### Problem to work on
Return the portion of the forum thread from "Hi John, thanks" up to and including "be greatly appreciated.", copied word for word.

### Text shown
++++++++


      Hi John, thanks for the response.
      this file does not have any video in it.

  • GauravGoel1's avatar
    GauravGoel1
    Community Member

    Has anyone found a solution to this issue yet? We're facing the same problem across multiple courses. In our case, the lag becomes noticeable when the course is left running for more than 30 minutes—which isn't really that long. The audio finishes playing, but the seek bar continues to lag behind significantly.

    The SCORM package is optimized to around 150 MB, and the course contains approximately 80 slides. Despite this, the performance degradation over time is quite severe.

    This is becoming a major concern, and unfortunately, we haven't been able to resolve it or even offer a reasonable explanation to stakeholders. Any insights or fixes would be greatly appreciated.

    • JohnCooper-be3c's avatar
      JohnCooper-be3c
      Community Member

      Why “lag” means different things in Storyline

      There are a number of discussions here in which people say their course is “lagging,” but they are often talking about very different things. It helps to separate them into three categories:

      1. Slow screen loads / navigation delays
        • Example: clicking Next takes several seconds before the slide appears.

++++++++

(Dataset excerpts)
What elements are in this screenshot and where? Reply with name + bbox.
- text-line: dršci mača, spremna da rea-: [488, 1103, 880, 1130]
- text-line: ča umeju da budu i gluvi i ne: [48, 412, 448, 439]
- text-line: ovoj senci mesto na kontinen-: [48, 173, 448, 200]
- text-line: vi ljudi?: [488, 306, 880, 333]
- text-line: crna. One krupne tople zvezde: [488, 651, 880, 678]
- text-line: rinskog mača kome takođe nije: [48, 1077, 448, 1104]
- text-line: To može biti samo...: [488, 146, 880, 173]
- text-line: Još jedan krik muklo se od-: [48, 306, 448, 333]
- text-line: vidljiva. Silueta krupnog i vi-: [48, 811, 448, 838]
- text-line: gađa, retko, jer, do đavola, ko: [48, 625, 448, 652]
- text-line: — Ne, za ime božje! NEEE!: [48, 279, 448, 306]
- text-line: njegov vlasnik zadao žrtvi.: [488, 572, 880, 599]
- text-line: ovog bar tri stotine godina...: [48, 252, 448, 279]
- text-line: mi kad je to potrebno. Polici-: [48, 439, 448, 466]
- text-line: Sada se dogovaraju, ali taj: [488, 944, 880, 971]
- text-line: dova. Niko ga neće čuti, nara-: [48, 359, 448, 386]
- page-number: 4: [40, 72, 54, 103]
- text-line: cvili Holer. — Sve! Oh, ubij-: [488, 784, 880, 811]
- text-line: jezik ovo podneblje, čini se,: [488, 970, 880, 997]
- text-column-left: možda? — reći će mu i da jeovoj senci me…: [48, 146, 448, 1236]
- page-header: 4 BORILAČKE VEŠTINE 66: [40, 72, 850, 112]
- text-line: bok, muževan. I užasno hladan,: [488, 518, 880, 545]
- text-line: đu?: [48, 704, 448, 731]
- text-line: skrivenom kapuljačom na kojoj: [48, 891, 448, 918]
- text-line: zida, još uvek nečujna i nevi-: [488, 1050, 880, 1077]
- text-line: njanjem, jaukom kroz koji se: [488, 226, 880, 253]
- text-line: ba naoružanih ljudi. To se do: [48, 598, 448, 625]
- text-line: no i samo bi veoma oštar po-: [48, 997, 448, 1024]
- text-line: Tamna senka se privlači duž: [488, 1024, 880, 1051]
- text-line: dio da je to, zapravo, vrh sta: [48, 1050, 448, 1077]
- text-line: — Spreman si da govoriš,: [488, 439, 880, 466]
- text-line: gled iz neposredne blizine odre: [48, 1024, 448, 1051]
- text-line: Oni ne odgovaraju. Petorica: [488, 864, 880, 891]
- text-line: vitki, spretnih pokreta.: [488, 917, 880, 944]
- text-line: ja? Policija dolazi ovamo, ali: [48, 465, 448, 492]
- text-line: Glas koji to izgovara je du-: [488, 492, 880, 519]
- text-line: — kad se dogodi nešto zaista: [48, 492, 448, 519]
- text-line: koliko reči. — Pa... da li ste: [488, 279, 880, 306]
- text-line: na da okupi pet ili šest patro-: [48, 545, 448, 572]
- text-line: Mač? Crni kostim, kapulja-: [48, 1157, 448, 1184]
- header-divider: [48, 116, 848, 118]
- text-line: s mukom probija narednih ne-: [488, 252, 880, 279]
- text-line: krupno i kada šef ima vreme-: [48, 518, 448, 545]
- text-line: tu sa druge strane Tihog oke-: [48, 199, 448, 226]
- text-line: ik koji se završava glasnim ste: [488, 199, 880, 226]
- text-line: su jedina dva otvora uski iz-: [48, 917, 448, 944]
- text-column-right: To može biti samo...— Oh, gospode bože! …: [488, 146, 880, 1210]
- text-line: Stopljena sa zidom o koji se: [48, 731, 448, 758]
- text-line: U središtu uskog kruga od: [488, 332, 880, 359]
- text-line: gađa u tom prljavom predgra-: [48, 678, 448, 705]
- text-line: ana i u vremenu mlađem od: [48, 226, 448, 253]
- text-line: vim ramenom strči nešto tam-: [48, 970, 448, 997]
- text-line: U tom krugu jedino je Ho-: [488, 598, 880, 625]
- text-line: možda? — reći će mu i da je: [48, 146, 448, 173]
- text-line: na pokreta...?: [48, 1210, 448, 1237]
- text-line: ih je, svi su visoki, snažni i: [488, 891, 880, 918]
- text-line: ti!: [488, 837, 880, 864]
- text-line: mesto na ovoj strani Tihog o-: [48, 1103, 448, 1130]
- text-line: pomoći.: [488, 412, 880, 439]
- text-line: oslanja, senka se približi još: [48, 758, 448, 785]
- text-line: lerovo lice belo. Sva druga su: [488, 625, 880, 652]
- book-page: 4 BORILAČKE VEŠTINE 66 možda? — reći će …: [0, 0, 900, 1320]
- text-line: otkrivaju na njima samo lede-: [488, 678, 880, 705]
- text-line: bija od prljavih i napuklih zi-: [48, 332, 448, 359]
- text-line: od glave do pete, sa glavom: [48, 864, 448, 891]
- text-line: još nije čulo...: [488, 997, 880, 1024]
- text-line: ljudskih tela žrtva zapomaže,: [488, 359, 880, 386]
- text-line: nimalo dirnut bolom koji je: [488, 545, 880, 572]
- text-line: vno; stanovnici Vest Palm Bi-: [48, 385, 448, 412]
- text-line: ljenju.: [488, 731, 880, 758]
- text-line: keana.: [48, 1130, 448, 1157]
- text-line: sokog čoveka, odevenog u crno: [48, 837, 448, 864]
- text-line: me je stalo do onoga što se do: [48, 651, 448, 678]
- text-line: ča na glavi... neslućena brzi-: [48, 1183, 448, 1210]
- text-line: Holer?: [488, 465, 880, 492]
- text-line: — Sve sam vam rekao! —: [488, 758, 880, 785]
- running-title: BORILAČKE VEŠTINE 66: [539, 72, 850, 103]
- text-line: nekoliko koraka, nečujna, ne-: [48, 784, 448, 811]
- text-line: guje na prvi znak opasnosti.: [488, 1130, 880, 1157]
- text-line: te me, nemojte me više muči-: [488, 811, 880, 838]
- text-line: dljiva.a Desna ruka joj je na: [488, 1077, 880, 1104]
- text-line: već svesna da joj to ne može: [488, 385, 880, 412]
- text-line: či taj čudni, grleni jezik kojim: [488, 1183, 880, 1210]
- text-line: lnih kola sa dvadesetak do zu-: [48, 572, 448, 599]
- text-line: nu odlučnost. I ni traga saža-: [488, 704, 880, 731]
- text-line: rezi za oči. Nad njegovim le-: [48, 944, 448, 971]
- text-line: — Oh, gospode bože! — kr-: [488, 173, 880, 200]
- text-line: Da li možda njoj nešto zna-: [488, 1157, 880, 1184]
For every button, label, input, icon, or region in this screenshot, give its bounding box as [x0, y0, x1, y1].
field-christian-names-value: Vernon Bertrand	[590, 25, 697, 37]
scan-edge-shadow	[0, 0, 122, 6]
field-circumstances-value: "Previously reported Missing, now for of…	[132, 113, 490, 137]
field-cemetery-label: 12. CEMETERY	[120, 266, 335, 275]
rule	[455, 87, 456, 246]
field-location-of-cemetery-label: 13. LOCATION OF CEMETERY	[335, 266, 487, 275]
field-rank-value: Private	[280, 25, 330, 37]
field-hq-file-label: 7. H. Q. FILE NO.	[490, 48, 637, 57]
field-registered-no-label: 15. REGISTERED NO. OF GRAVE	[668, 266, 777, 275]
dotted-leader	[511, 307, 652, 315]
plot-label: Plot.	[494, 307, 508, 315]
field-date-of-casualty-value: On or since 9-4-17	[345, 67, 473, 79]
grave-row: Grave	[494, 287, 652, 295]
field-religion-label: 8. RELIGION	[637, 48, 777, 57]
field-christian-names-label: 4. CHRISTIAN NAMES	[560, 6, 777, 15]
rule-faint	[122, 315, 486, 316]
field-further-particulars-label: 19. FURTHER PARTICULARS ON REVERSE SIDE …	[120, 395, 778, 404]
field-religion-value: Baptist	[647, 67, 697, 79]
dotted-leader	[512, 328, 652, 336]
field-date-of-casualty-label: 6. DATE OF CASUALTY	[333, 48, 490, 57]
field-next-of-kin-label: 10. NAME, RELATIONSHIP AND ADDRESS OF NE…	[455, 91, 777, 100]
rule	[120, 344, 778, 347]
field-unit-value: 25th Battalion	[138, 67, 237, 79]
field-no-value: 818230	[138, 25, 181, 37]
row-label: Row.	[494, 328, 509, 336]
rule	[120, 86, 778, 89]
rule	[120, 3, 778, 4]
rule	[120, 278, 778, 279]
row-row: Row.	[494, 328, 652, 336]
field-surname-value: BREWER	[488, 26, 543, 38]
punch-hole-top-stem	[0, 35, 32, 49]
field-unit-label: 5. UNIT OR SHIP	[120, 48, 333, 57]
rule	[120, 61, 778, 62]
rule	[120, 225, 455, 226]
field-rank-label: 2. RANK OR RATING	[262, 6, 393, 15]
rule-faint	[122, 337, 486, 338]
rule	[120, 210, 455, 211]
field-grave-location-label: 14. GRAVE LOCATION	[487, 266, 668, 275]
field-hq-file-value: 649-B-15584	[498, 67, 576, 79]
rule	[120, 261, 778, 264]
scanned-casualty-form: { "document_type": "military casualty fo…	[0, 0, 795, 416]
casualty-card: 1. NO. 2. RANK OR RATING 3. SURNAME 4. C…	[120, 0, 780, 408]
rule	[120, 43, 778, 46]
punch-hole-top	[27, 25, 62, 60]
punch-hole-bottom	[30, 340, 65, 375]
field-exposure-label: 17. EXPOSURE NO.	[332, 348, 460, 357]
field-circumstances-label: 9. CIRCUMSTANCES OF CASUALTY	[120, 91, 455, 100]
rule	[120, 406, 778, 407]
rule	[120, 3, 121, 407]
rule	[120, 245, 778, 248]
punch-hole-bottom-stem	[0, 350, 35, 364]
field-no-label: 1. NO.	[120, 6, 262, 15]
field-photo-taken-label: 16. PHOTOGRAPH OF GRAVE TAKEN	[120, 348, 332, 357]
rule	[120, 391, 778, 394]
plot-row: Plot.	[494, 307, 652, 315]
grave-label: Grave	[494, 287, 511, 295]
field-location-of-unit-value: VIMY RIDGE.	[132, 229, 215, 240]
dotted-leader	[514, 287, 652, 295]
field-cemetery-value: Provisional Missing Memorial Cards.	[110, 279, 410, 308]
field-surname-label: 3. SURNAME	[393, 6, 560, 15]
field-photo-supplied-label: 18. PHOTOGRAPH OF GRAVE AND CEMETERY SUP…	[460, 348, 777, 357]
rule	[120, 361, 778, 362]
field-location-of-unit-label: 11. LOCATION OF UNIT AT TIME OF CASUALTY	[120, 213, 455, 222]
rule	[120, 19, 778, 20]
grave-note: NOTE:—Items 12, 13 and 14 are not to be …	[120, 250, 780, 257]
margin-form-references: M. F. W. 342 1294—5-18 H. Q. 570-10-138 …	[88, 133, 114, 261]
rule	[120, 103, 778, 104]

++++++++

### Response for this exercise
Hi John, thanks for the response.
      this file does not have any video in it.

  • GauravGoel1's avatar
    GauravGoel1
    Community Member

    Has anyone found a solution to this issue yet? We're facing the same problem across multiple courses. In our case, the lag becomes noticeable when the course is left running for more than 30 minutes—which isn't really that long. The audio finishes playing, but the seek bar continues to lag behind significantly.

    The SCORM package is optimized to around 150 MB, and the course contains approximately 80 slides. Despite this, the performance degradation over time is quite severe.

    This is becoming a major concern, and unfortunately, we haven't been able to resolve it or even offer a reasonable explanation to stakeholders. Any insights or fixes would be greatly appreciated.